* BEGIN *

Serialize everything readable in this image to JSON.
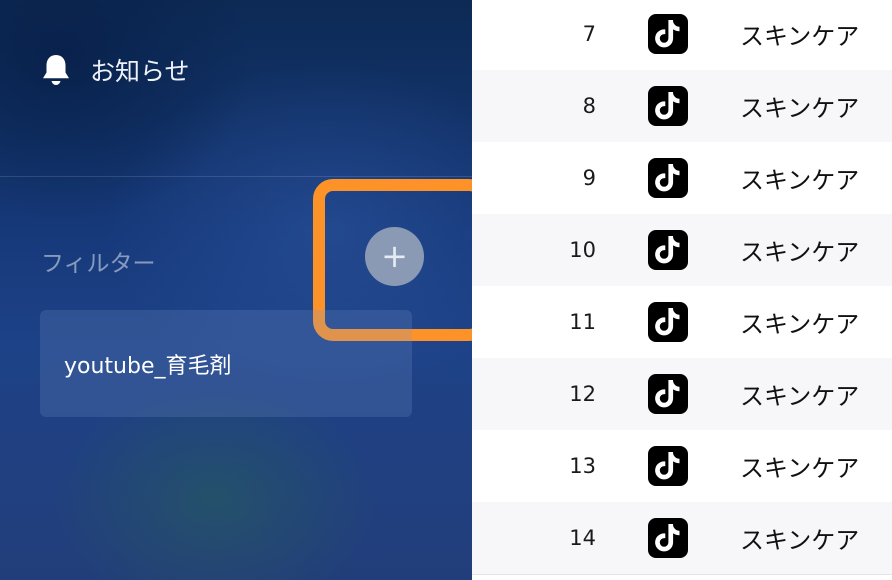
{
  "sidebar": {
    "notification": {
      "icon": "bell-icon",
      "label": "お知らせ"
    },
    "filter": {
      "label": "フィルター",
      "add_button": {
        "icon": "plus-icon",
        "label": "+"
      },
      "items": [
        {
          "label": "youtube_育毛剤"
        }
      ]
    },
    "highlight_color": "#fd9328"
  },
  "table": {
    "rows": [
      {
        "number": "7",
        "platform_icon": "tiktok-icon",
        "category": "スキンケア"
      },
      {
        "number": "8",
        "platform_icon": "tiktok-icon",
        "category": "スキンケア"
      },
      {
        "number": "9",
        "platform_icon": "tiktok-icon",
        "category": "スキンケア"
      },
      {
        "number": "10",
        "platform_icon": "tiktok-icon",
        "category": "スキンケア"
      },
      {
        "number": "11",
        "platform_icon": "tiktok-icon",
        "category": "スキンケア"
      },
      {
        "number": "12",
        "platform_icon": "tiktok-icon",
        "category": "スキンケア"
      },
      {
        "number": "13",
        "platform_icon": "tiktok-icon",
        "category": "スキンケア"
      },
      {
        "number": "14",
        "platform_icon": "tiktok-icon",
        "category": "スキンケア"
      }
    ],
    "alt_row_color": "#f7f7f9"
  }
}
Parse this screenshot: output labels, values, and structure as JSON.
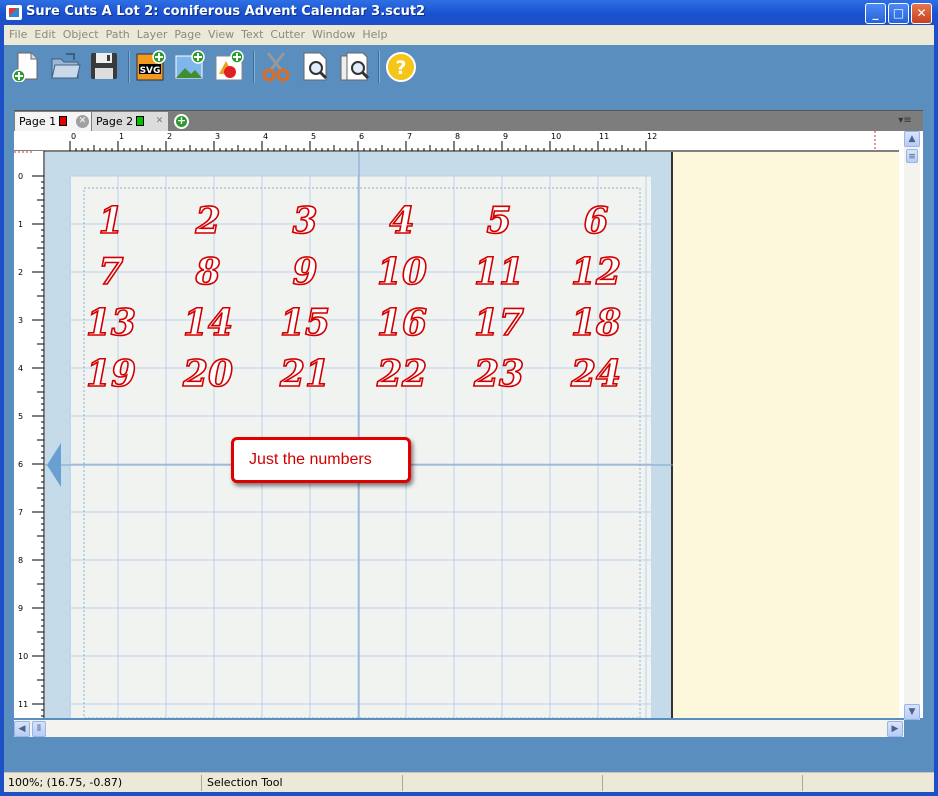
{
  "window": {
    "title": "Sure Cuts A Lot 2: coniferous Advent Calendar 3.scut2"
  },
  "menu": [
    "File",
    "Edit",
    "Object",
    "Path",
    "Layer",
    "Page",
    "View",
    "Text",
    "Cutter",
    "Window",
    "Help"
  ],
  "toolbar": {
    "icons": [
      "new-document-icon",
      "open-folder-icon",
      "save-disk-icon",
      "import-svg-icon",
      "import-image-icon",
      "add-shapes-icon",
      "cut-scissors-icon",
      "preview-icon",
      "cut-preview-icon",
      "help-icon"
    ],
    "svg_label": "SVG",
    "help_label": "?"
  },
  "tabs": [
    {
      "label": "Page 1",
      "color": "#e00000"
    },
    {
      "label": "Page 2",
      "color": "#00c000"
    }
  ],
  "ruler": {
    "top_labels": [
      "0",
      "1",
      "2",
      "3",
      "4",
      "5",
      "6",
      "7",
      "8",
      "9",
      "10",
      "11",
      "12"
    ],
    "left_labels": [
      "0",
      "1",
      "2",
      "3",
      "4",
      "5",
      "6",
      "7",
      "8",
      "9",
      "10",
      "11"
    ]
  },
  "mat_numbers": [
    "1",
    "2",
    "3",
    "4",
    "5",
    "6",
    "7",
    "8",
    "9",
    "10",
    "11",
    "12",
    "13",
    "14",
    "15",
    "16",
    "17",
    "18",
    "19",
    "20",
    "21",
    "22",
    "23",
    "24"
  ],
  "callout": {
    "text": "Just the numbers"
  },
  "status": {
    "zoom_coords": "100%; (16.75, -0.87)",
    "tool": "Selection Tool"
  },
  "colors": {
    "accent": "#d20000",
    "workspace": "#fdf7dc",
    "mat_frame": "#c5dbea",
    "title_bar": "#1d4fc6"
  }
}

* END *

■ JOB ■
Extract exactly the lines above from the line containing "Parse this screenshot: output" through the last one, both ends included, but not the pictures.

■ FINISHED EXERCISE ■
Parse this screenshot: output labels, values, and structure as JSON.
{
  "window": {
    "title": "Sure Cuts A Lot 2: coniferous Advent Calendar 3.scut2"
  },
  "menu": [
    "File",
    "Edit",
    "Object",
    "Path",
    "Layer",
    "Page",
    "View",
    "Text",
    "Cutter",
    "Window",
    "Help"
  ],
  "toolbar": {
    "icons": [
      "new-document-icon",
      "open-folder-icon",
      "save-disk-icon",
      "import-svg-icon",
      "import-image-icon",
      "add-shapes-icon",
      "cut-scissors-icon",
      "preview-icon",
      "cut-preview-icon",
      "help-icon"
    ],
    "svg_label": "SVG",
    "help_label": "?"
  },
  "tabs": [
    {
      "label": "Page 1",
      "color": "#e00000"
    },
    {
      "label": "Page 2",
      "color": "#00c000"
    }
  ],
  "ruler": {
    "top_labels": [
      "0",
      "1",
      "2",
      "3",
      "4",
      "5",
      "6",
      "7",
      "8",
      "9",
      "10",
      "11",
      "12"
    ],
    "left_labels": [
      "0",
      "1",
      "2",
      "3",
      "4",
      "5",
      "6",
      "7",
      "8",
      "9",
      "10",
      "11"
    ]
  },
  "mat_numbers": [
    "1",
    "2",
    "3",
    "4",
    "5",
    "6",
    "7",
    "8",
    "9",
    "10",
    "11",
    "12",
    "13",
    "14",
    "15",
    "16",
    "17",
    "18",
    "19",
    "20",
    "21",
    "22",
    "23",
    "24"
  ],
  "callout": {
    "text": "Just the numbers"
  },
  "status": {
    "zoom_coords": "100%; (16.75, -0.87)",
    "tool": "Selection Tool"
  },
  "colors": {
    "accent": "#d20000",
    "workspace": "#fdf7dc",
    "mat_frame": "#c5dbea",
    "title_bar": "#1d4fc6"
  }
}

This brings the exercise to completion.